## START Records
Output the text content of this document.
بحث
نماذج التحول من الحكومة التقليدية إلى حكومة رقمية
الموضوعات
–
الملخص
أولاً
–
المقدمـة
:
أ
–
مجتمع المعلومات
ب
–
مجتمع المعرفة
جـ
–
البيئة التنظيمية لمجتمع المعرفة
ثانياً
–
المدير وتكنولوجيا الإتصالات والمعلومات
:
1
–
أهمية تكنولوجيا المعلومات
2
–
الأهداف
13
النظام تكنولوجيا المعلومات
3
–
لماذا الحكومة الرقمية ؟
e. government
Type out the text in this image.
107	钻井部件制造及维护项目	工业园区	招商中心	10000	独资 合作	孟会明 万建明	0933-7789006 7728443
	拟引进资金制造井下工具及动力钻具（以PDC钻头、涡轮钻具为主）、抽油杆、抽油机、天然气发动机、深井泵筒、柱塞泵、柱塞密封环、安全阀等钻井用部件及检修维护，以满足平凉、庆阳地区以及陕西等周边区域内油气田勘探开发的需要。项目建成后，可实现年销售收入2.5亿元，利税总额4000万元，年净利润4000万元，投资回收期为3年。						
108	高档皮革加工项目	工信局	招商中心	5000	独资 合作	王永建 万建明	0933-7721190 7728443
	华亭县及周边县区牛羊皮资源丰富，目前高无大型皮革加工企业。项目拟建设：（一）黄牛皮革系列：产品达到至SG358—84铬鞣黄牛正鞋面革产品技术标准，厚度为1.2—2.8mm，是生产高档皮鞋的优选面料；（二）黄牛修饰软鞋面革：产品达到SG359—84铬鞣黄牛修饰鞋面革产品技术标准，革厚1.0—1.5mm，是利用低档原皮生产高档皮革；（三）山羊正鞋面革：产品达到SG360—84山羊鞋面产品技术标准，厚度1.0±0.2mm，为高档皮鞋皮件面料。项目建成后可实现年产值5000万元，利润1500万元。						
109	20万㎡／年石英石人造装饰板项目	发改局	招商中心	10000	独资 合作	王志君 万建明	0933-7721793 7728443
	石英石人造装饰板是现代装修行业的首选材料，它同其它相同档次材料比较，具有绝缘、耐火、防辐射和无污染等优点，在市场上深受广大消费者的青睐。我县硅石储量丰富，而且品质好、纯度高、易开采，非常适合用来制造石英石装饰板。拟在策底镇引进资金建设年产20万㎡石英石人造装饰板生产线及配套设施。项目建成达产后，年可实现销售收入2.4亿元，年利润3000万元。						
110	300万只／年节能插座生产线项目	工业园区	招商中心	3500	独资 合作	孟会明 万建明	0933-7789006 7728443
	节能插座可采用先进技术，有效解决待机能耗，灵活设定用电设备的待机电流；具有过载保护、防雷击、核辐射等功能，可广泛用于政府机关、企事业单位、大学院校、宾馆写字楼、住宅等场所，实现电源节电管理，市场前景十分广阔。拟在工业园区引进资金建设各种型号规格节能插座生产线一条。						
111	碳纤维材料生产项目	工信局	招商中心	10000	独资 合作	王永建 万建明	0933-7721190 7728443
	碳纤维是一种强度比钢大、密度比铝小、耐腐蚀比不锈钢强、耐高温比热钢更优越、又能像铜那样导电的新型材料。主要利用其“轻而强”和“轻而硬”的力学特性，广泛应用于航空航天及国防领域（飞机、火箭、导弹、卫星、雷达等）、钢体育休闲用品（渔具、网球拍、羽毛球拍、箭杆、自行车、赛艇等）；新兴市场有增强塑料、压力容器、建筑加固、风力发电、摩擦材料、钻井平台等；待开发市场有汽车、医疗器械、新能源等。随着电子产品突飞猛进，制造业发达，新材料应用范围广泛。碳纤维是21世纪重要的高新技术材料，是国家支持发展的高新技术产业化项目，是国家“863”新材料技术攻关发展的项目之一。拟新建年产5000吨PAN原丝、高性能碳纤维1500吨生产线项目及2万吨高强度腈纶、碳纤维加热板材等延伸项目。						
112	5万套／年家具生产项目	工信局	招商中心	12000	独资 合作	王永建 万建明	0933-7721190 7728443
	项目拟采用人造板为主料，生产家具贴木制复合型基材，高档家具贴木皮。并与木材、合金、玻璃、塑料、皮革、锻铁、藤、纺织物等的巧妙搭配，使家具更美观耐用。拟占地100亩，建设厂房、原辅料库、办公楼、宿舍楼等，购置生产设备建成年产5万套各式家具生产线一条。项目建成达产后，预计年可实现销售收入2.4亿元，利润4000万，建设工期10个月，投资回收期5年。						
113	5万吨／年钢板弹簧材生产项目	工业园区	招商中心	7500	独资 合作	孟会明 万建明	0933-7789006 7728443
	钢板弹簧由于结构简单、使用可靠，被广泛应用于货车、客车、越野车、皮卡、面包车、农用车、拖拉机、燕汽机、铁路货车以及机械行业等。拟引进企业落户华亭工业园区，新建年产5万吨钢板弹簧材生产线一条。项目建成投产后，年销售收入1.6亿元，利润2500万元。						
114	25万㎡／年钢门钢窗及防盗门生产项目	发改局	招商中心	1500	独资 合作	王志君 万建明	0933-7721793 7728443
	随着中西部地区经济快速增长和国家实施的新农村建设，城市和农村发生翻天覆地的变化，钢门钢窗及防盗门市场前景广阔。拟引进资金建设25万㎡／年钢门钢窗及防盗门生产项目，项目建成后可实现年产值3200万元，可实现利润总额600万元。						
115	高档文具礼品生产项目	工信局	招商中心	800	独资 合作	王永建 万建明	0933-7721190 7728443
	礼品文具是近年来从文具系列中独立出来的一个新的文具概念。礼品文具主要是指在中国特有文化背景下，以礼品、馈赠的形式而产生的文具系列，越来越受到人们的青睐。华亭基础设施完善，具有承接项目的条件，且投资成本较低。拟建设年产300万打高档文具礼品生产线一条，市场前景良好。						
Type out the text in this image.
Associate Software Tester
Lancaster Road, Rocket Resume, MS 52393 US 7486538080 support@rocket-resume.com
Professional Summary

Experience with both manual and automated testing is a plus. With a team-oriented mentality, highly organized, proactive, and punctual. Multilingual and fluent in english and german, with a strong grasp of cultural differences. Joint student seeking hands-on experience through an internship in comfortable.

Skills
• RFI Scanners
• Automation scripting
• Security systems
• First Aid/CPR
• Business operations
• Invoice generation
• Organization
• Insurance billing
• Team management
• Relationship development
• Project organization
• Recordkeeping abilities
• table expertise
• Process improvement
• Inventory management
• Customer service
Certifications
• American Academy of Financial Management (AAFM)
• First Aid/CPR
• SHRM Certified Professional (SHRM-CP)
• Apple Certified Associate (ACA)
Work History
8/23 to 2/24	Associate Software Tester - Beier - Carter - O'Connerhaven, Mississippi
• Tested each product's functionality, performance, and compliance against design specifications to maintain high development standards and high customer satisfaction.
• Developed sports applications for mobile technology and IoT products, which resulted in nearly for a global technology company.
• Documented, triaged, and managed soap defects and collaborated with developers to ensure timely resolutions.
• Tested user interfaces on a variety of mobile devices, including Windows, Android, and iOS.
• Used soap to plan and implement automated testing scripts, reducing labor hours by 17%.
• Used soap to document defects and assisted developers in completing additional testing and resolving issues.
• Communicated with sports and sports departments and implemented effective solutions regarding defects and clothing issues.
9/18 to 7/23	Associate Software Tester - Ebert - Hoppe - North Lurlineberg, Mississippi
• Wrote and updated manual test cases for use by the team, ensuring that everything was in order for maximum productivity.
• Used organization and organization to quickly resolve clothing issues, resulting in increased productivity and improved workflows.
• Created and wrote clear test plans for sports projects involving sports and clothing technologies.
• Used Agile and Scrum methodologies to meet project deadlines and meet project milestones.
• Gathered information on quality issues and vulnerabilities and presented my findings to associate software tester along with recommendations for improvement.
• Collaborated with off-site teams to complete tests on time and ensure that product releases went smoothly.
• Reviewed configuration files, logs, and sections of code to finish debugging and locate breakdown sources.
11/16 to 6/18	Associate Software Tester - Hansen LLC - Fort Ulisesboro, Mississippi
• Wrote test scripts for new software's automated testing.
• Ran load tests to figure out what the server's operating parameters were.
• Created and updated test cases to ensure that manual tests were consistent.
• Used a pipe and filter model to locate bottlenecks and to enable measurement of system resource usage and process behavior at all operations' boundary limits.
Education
## END Records
In the records above, find the lines containing "年钢门钢窗及防盗门生产项目" and copy them.

114	25万㎡／年钢门钢窗及防盗门生产项目	发改局	招商中心	1500	独资 合作	王志君 万建明	0933-7721793 7728443
	随着中西部地区经济快速增长和国家实施的新农村建设，城市和农村发生翻天覆地的变化，钢门钢窗及防盗门市场前景广阔。拟引进资金建设25万㎡／年钢门钢窗及防盗门生产项目，项目建成后可实现年产值3200万元，可实现利润总额600万元。						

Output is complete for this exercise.